» EXTRACTED RECORDS

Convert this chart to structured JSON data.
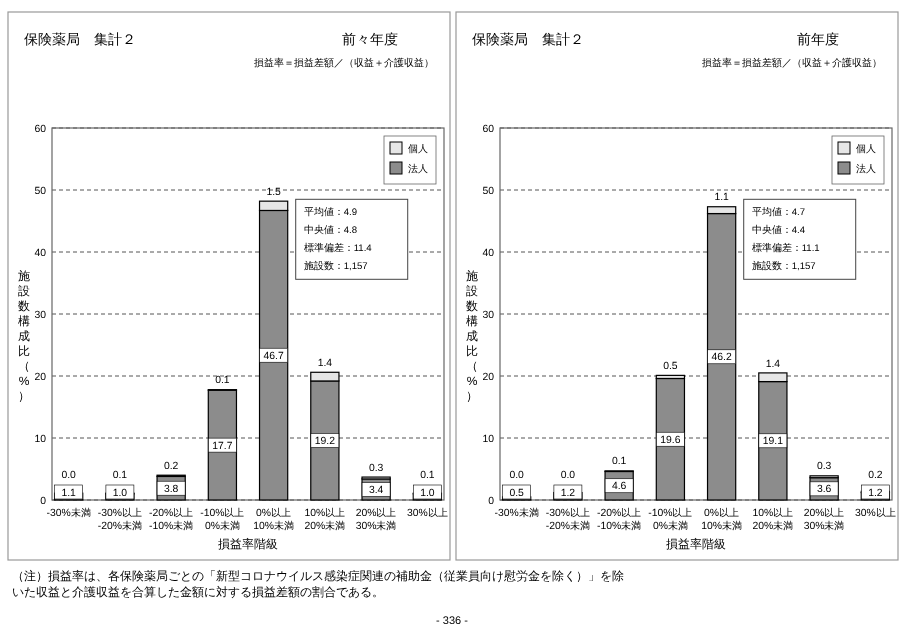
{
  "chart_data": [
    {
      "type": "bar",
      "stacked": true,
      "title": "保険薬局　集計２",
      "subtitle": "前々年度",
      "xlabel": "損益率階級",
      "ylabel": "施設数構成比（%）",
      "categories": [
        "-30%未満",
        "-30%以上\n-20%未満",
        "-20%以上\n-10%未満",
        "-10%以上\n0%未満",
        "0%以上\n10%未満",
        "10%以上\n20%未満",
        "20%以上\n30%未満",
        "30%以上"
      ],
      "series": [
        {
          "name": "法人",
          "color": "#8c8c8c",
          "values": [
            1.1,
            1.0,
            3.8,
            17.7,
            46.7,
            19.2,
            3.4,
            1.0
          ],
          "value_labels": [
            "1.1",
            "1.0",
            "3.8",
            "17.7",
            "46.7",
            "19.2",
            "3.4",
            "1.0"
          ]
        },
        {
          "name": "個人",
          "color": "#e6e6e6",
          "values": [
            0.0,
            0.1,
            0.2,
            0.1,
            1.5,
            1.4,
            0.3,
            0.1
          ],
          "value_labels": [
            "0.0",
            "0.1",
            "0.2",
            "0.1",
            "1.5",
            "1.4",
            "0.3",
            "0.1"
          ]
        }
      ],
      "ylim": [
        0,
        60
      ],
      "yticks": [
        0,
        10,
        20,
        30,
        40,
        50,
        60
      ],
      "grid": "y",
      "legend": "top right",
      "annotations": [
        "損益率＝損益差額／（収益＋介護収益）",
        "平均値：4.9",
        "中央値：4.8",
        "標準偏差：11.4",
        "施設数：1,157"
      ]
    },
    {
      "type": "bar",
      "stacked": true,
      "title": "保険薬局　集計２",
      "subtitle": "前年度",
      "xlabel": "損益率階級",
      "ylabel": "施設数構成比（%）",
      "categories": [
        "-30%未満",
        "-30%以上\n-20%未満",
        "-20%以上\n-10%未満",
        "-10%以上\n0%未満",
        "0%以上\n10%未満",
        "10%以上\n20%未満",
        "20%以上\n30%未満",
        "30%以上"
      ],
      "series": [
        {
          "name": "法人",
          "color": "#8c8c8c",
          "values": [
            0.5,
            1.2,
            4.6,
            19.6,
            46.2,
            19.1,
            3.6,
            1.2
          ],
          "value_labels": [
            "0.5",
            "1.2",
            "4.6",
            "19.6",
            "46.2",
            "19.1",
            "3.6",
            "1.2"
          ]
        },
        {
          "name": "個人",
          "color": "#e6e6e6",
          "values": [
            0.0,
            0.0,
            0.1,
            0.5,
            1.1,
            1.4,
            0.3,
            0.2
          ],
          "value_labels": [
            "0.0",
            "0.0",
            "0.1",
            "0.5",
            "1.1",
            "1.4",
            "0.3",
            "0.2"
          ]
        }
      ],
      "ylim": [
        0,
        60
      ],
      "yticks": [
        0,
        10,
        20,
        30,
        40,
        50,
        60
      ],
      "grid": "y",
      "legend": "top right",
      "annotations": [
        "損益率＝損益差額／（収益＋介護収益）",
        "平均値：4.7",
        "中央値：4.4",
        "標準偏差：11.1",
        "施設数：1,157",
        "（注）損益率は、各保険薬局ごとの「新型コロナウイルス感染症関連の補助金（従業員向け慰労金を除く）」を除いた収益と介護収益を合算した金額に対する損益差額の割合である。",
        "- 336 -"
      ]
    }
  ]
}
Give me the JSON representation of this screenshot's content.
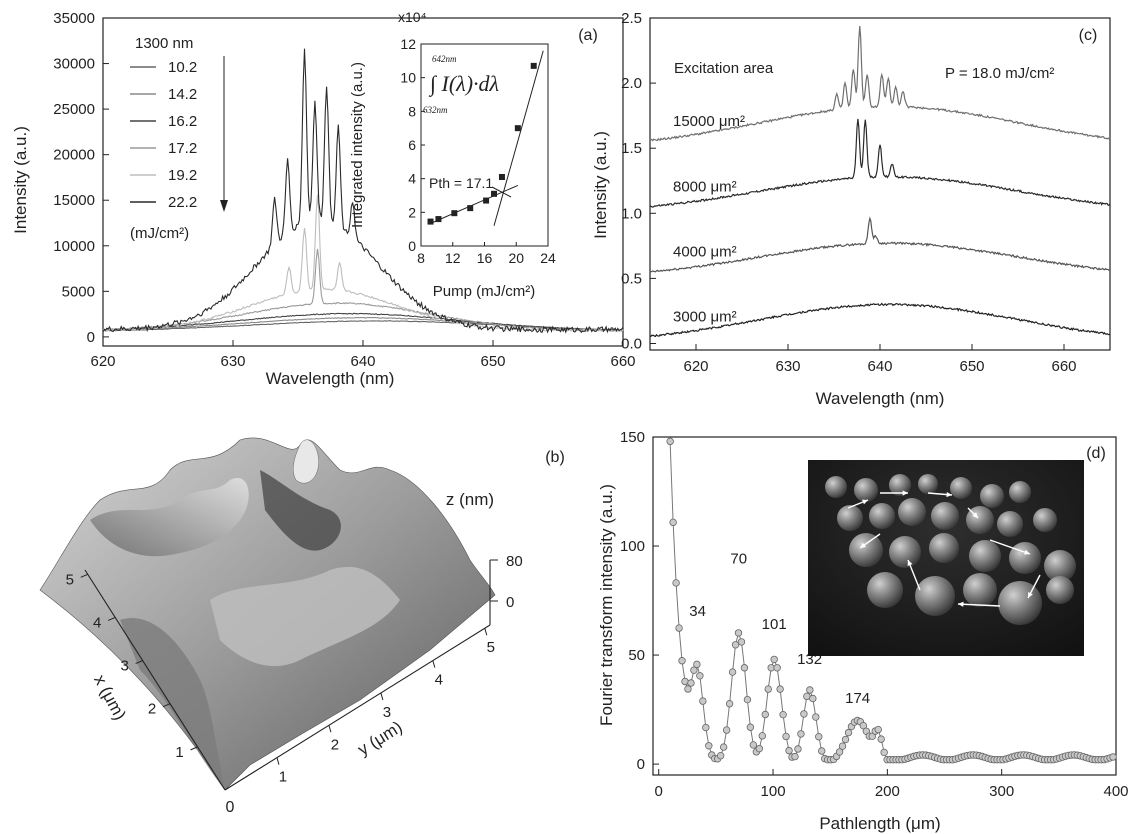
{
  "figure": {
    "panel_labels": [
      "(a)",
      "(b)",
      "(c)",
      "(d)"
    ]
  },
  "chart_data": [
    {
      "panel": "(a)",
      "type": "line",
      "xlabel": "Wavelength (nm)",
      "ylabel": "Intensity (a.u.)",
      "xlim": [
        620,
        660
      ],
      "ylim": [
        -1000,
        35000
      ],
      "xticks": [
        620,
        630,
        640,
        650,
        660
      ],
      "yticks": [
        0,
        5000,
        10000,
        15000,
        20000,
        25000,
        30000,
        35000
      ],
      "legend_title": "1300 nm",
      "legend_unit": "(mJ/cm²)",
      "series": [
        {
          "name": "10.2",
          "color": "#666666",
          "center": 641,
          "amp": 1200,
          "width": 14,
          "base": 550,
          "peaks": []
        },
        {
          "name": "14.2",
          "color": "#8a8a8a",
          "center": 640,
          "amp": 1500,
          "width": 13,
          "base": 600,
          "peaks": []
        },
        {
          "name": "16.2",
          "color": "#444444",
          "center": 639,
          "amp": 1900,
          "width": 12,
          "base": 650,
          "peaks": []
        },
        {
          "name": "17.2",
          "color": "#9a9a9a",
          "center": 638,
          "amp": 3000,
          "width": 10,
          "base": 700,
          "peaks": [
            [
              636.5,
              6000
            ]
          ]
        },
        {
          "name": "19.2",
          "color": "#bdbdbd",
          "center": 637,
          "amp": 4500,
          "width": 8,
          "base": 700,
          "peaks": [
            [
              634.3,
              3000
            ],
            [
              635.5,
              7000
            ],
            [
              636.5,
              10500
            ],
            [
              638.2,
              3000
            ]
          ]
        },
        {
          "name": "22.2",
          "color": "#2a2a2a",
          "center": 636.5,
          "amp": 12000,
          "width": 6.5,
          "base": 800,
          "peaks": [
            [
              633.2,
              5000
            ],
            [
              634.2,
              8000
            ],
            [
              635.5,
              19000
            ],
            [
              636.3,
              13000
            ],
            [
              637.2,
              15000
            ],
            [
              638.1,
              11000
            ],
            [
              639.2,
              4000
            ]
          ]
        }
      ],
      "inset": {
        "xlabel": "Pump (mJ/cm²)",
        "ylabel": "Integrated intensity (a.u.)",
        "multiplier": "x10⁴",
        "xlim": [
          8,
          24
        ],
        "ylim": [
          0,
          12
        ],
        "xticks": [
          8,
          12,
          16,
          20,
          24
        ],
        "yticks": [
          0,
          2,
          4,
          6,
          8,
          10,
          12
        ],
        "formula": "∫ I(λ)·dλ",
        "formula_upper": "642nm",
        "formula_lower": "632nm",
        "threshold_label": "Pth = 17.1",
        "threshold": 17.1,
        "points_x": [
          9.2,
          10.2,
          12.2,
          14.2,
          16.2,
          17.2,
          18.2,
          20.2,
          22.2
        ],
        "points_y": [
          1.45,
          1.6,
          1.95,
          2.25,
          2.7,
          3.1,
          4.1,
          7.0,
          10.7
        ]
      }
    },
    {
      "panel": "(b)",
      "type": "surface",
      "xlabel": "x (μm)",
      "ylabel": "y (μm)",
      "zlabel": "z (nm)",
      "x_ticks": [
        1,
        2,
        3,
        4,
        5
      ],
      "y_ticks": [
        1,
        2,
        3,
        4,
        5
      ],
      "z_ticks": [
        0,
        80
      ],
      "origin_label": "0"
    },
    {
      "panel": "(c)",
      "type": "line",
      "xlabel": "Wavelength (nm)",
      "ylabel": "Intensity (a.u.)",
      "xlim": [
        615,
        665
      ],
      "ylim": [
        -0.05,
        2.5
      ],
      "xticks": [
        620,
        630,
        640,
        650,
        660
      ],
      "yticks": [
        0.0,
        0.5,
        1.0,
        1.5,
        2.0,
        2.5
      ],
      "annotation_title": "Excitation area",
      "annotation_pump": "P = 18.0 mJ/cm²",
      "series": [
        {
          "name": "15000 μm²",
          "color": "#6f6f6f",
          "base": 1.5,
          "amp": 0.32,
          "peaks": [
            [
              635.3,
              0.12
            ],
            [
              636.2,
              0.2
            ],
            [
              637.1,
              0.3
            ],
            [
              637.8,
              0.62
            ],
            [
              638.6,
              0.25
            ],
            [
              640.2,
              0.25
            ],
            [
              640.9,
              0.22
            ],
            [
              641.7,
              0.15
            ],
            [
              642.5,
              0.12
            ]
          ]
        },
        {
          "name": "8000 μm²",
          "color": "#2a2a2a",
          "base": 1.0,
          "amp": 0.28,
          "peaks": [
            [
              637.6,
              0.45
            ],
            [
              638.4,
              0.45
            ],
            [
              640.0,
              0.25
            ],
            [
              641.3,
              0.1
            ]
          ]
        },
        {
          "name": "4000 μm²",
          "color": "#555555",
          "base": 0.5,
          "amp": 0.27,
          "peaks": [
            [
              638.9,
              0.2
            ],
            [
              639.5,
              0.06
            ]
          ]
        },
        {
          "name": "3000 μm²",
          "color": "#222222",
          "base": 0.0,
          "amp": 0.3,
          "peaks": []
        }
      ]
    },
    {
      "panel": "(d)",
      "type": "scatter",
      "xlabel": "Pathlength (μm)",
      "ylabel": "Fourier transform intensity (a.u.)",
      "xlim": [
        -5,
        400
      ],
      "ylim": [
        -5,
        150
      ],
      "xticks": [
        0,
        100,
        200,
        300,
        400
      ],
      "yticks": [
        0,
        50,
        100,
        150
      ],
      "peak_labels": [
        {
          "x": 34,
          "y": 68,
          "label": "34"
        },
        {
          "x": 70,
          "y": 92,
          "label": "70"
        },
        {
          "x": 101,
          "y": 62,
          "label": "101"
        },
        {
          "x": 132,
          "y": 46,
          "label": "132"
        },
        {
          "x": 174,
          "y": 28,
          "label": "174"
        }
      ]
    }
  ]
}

» EXERCISE
Find every line that has "JSON" in it, then return those lines.

» OUTPUT
Convert this chart to structured JSON data.
Give me the JSON representation of this screenshot's content.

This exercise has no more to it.